Work to be completed — Under this task are some entries; return every one of them exactly.

(Lines of data)
_ _ _ _ _ _ _

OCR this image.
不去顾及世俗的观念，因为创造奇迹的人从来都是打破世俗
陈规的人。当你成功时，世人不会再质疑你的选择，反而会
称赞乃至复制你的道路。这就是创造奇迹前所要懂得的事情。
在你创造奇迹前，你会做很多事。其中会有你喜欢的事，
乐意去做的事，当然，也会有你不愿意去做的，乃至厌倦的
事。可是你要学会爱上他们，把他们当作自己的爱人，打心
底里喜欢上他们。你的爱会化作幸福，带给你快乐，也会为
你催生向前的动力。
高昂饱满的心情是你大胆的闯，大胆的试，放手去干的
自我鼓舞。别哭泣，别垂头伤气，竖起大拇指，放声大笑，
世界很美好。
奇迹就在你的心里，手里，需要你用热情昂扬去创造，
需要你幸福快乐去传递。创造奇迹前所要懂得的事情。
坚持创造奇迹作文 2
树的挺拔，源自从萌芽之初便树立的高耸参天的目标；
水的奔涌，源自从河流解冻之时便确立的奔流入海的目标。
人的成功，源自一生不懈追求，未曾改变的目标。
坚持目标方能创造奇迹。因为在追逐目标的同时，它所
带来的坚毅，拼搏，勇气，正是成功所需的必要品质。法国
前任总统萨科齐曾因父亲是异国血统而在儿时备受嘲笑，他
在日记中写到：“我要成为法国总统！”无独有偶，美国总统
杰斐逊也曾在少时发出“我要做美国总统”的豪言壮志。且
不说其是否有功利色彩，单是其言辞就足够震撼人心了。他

_ _ _ _ _ _ _

Right answer —
OCR this image.
不去顾及世俗的观念，因为创造奇迹的人从来都是打破世俗
陈规的人。当你成功时，世人不会再质疑你的选择，反而会
称赞乃至复制你的道路。这就是创造奇迹前所要懂得的事情。
在你创造奇迹前，你会做很多事。其中会有你喜欢的事，
乐意去做的事，当然，也会有你不愿意去做的，乃至厌倦的
事。可是你要学会爱上他们，把他们当作自己的爱人，打心
底里喜欢上他们。你的爱会化作幸福，带给你快乐，也会为
你催生向前的动力。
高昂饱满的心情是你大胆的闯，大胆的试，放手去干的
自我鼓舞。别哭泣，别垂头伤气，竖起大拇指，放声大笑，
世界很美好。
奇迹就在你的心里，手里，需要你用热情昂扬去创造，
需要你幸福快乐去传递。创造奇迹前所要懂得的事情。
坚持创造奇迹作文 2
树的挺拔，源自从萌芽之初便树立的高耸参天的目标；
水的奔涌，源自从河流解冻之时便确立的奔流入海的目标。
人的成功，源自一生不懈追求，未曾改变的目标。
坚持目标方能创造奇迹。因为在追逐目标的同时，它所
带来的坚毅，拼搏，勇气，正是成功所需的必要品质。法国
前任总统萨科齐曾因父亲是异国血统而在儿时备受嘲笑，他
在日记中写到：“我要成为法国总统！”无独有偶，美国总统
杰斐逊也曾在少时发出“我要做美国总统”的豪言壮志。且
不说其是否有功利色彩，单是其言辞就足够震撼人心了。他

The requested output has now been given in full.